Dataset records
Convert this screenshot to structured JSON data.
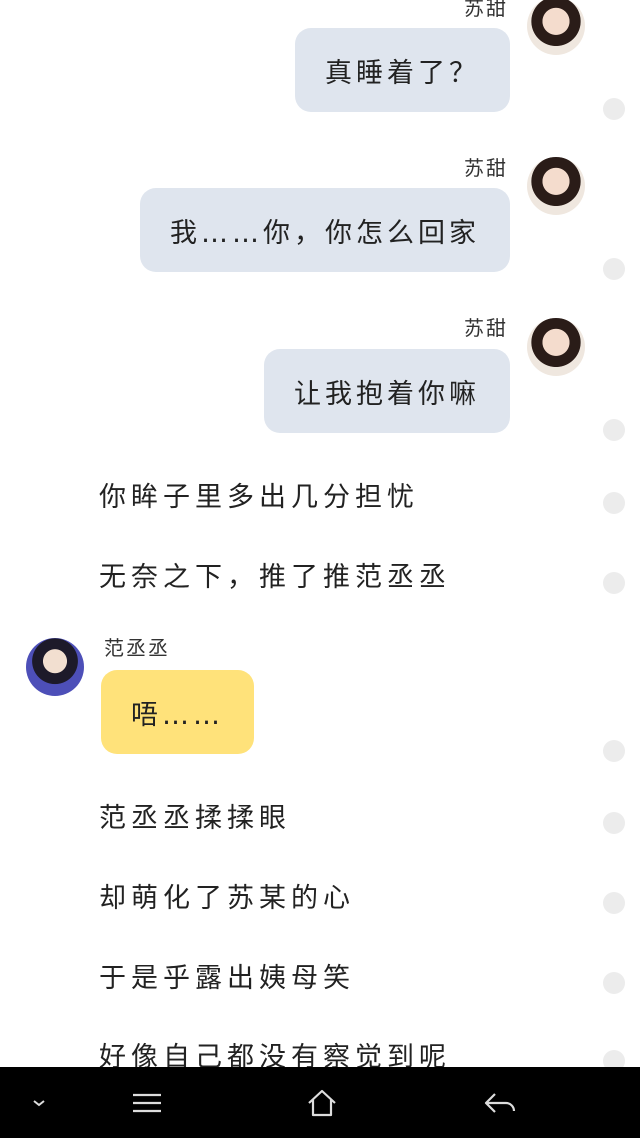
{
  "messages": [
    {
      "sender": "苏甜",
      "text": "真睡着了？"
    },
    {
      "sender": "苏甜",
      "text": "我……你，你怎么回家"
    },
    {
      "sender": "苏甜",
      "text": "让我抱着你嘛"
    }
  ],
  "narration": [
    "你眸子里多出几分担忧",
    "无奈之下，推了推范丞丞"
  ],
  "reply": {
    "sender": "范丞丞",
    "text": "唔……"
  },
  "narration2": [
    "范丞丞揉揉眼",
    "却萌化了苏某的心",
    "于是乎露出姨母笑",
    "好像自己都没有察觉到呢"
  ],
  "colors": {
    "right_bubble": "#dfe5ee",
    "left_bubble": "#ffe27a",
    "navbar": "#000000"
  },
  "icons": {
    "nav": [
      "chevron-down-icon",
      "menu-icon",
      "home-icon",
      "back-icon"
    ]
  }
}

--

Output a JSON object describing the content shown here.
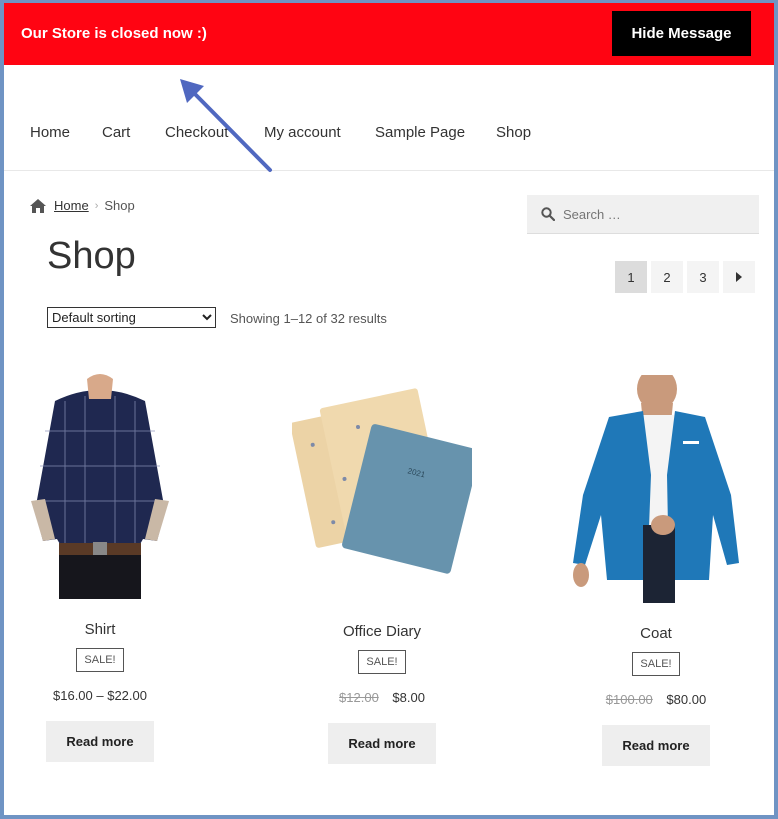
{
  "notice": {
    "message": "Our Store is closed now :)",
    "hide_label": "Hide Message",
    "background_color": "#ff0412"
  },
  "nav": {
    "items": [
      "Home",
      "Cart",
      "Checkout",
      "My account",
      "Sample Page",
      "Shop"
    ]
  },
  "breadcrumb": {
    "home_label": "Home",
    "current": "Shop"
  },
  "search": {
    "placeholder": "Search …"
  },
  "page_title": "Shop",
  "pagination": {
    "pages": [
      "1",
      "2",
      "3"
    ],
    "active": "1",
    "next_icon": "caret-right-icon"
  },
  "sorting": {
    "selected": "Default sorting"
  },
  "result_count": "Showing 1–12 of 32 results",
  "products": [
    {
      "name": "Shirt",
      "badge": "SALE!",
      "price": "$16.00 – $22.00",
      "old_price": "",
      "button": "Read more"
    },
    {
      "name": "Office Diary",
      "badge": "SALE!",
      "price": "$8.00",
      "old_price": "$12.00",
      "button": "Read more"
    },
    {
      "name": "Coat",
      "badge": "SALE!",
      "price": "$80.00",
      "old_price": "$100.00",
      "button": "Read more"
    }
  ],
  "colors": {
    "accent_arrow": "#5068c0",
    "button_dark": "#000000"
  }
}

* **EXERCISE**
Identify each line of the material where the word "JSON" shows up, and copy it.

* **SOLUTION TO THE PROBLEM**
Convert this screenshot to structured JSON data.
Output a JSON object describing the content shown here.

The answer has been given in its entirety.